Instructions to follow
Quote the records in full and leave their pictures out.

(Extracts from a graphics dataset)
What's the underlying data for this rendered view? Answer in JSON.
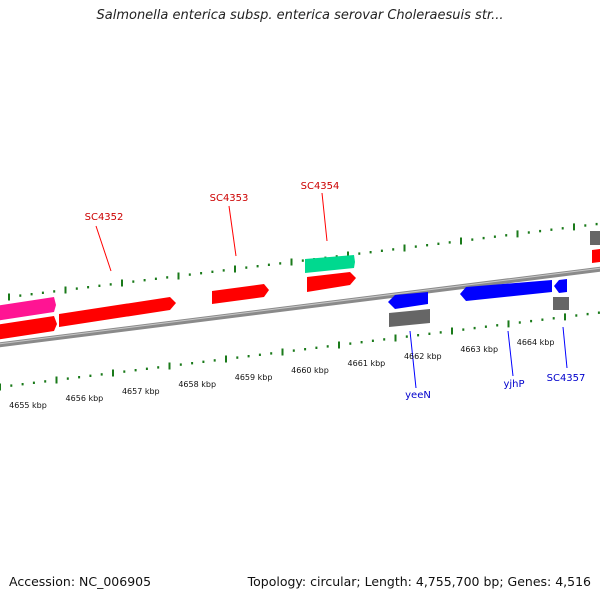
{
  "title": "Salmonella enterica subsp. enterica serovar Choleraesuis str...",
  "footer": {
    "accession": "Accession: NC_006905",
    "summary": "Topology: circular; Length: 4,755,700 bp; Genes: 4,516"
  },
  "colors": {
    "forward": "#ff0000",
    "reverse": "#0000ff",
    "pink": "#ff1493",
    "teal": "#00d98f",
    "gray": "#666666",
    "tick": "#1a7a1a",
    "backbone": "#8a8a8a"
  },
  "scale": {
    "labels": [
      "4655 kbp",
      "4656 kbp",
      "4657 kbp",
      "4658 kbp",
      "4659 kbp",
      "4660 kbp",
      "4661 kbp",
      "4662 kbp",
      "4663 kbp",
      "4664 kbp"
    ],
    "start_kbp": 4655
  },
  "gene_labels": {
    "sc4352": "SC4352",
    "sc4353": "SC4353",
    "sc4354": "SC4354",
    "yeeN": "yeeN",
    "yjhP": "yjhP",
    "sc4357": "SC4357"
  }
}
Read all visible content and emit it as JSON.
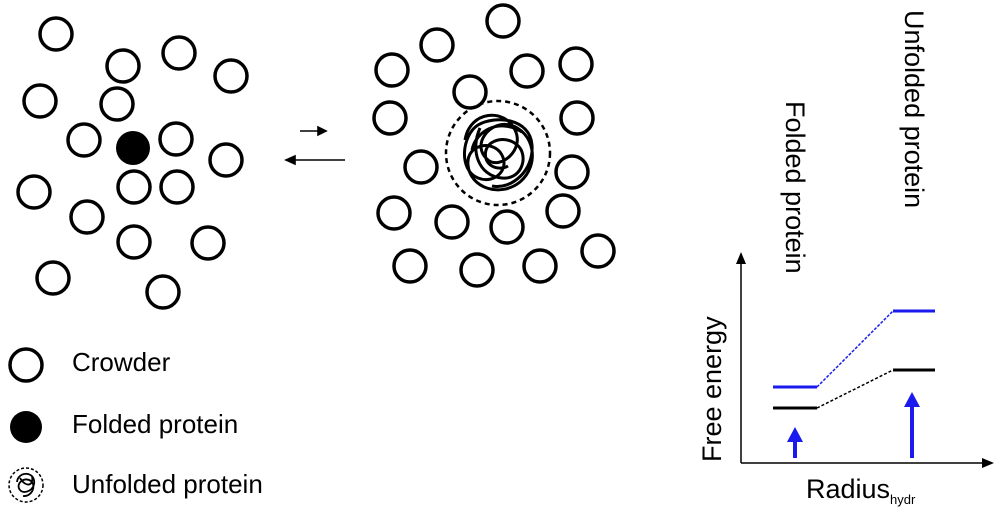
{
  "legend": {
    "crowder": "Crowder",
    "folded": "Folded protein",
    "unfolded": "Unfolded protein"
  },
  "energy_plot": {
    "ylabel": "Free energy",
    "xlabel_main": "Radius",
    "xlabel_sub": "hydr",
    "label_folded": "Folded protein",
    "label_unfolded": "Unfolded protein",
    "colors": {
      "crowded": "#1a1aee",
      "dilute": "#000000"
    }
  }
}
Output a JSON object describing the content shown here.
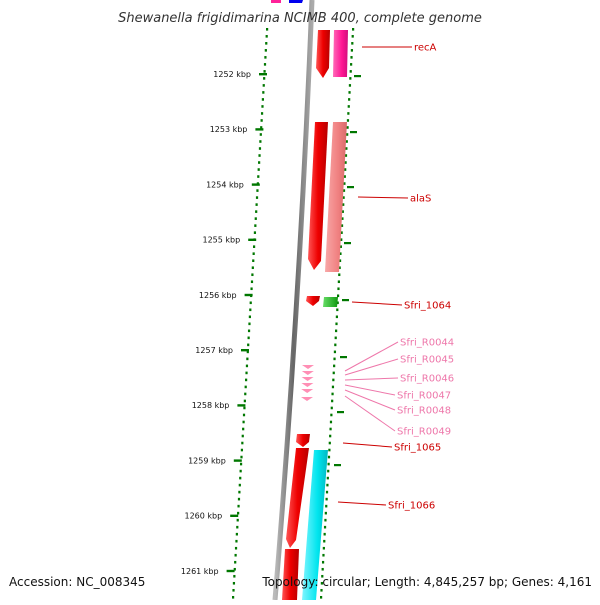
{
  "title": "Shewanella frigidimarina NCIMB 400, complete genome",
  "footer": {
    "accession": "Accession: NC_008345",
    "topology": "Topology: circular; Length: 4,845,257 bp; Genes: 4,161"
  },
  "ruler": [
    {
      "label": "1252 kbp"
    },
    {
      "label": "1253 kbp"
    },
    {
      "label": "1254 kbp"
    },
    {
      "label": "1255 kbp"
    },
    {
      "label": "1256 kbp"
    },
    {
      "label": "1257 kbp"
    },
    {
      "label": "1258 kbp"
    },
    {
      "label": "1259 kbp"
    },
    {
      "label": "1260 kbp"
    },
    {
      "label": "1261 kbp"
    }
  ],
  "genes": [
    {
      "name": "recA",
      "type": "CDS"
    },
    {
      "name": "alaS",
      "type": "CDS"
    },
    {
      "name": "Sfri_1064",
      "type": "CDS"
    },
    {
      "name": "Sfri_R0044",
      "type": "tRNA"
    },
    {
      "name": "Sfri_R0045",
      "type": "tRNA"
    },
    {
      "name": "Sfri_R0046",
      "type": "tRNA"
    },
    {
      "name": "Sfri_R0047",
      "type": "tRNA"
    },
    {
      "name": "Sfri_R0048",
      "type": "tRNA"
    },
    {
      "name": "Sfri_R0049",
      "type": "tRNA"
    },
    {
      "name": "Sfri_1065",
      "type": "CDS"
    },
    {
      "name": "Sfri_1066",
      "type": "CDS"
    }
  ],
  "colors": {
    "cds": "#ee0000",
    "cds_label": "#cc0000",
    "trna": "#ff8fb5",
    "trna_label": "#ee77aa",
    "backbone": "#888888",
    "ticks": "#007700",
    "cog_magenta": "#ff1493",
    "cog_salmon": "#f08080",
    "cog_green": "#22bb22",
    "cog_cyan": "#00e5ee",
    "cog_blue": "#0000ee"
  }
}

Output below
What's the underlying data for this rendered view? Answer in JSON.
{
  "title": "Salmonella enterica subsp. enterica serovar Choleraesuis str...",
  "footer": {
    "accession": "Accession: NC_006905",
    "summary": "Topology: circular; Length: 4,755,700 bp; Genes: 4,516"
  },
  "colors": {
    "forward": "#ff0000",
    "reverse": "#0000ff",
    "pink": "#ff1493",
    "teal": "#00d98f",
    "gray": "#666666",
    "tick": "#1a7a1a",
    "backbone": "#8a8a8a"
  },
  "scale": {
    "labels": [
      "4655 kbp",
      "4656 kbp",
      "4657 kbp",
      "4658 kbp",
      "4659 kbp",
      "4660 kbp",
      "4661 kbp",
      "4662 kbp",
      "4663 kbp",
      "4664 kbp"
    ],
    "start_kbp": 4655
  },
  "gene_labels": {
    "sc4352": "SC4352",
    "sc4353": "SC4353",
    "sc4354": "SC4354",
    "yeeN": "yeeN",
    "yjhP": "yjhP",
    "sc4357": "SC4357"
  }
}
Read all visible content and emit it as JSON.
{
  "legend": {
    "crowder": "Crowder",
    "folded": "Folded protein",
    "unfolded": "Unfolded protein"
  },
  "energy_plot": {
    "ylabel": "Free energy",
    "xlabel_main": "Radius",
    "xlabel_sub": "hydr",
    "label_folded": "Folded protein",
    "label_unfolded": "Unfolded protein",
    "colors": {
      "crowded": "#1a1aee",
      "dilute": "#000000"
    }
  }
}
Output a JSON object describing the content shown here.
{
  "title": "Shewanella frigidimarina NCIMB 400, complete genome",
  "footer": {
    "accession": "Accession: NC_008345",
    "topology": "Topology: circular; Length: 4,845,257 bp; Genes: 4,161"
  },
  "ruler": [
    {
      "label": "1252 kbp"
    },
    {
      "label": "1253 kbp"
    },
    {
      "label": "1254 kbp"
    },
    {
      "label": "1255 kbp"
    },
    {
      "label": "1256 kbp"
    },
    {
      "label": "1257 kbp"
    },
    {
      "label": "1258 kbp"
    },
    {
      "label": "1259 kbp"
    },
    {
      "label": "1260 kbp"
    },
    {
      "label": "1261 kbp"
    }
  ],
  "genes": [
    {
      "name": "recA",
      "type": "CDS"
    },
    {
      "name": "alaS",
      "type": "CDS"
    },
    {
      "name": "Sfri_1064",
      "type": "CDS"
    },
    {
      "name": "Sfri_R0044",
      "type": "tRNA"
    },
    {
      "name": "Sfri_R0045",
      "type": "tRNA"
    },
    {
      "name": "Sfri_R0046",
      "type": "tRNA"
    },
    {
      "name": "Sfri_R0047",
      "type": "tRNA"
    },
    {
      "name": "Sfri_R0048",
      "type": "tRNA"
    },
    {
      "name": "Sfri_R0049",
      "type": "tRNA"
    },
    {
      "name": "Sfri_1065",
      "type": "CDS"
    },
    {
      "name": "Sfri_1066",
      "type": "CDS"
    }
  ],
  "colors": {
    "cds": "#ee0000",
    "cds_label": "#cc0000",
    "trna": "#ff8fb5",
    "trna_label": "#ee77aa",
    "backbone": "#888888",
    "ticks": "#007700",
    "cog_magenta": "#ff1493",
    "cog_salmon": "#f08080",
    "cog_green": "#22bb22",
    "cog_cyan": "#00e5ee",
    "cog_blue": "#0000ee"
  }
}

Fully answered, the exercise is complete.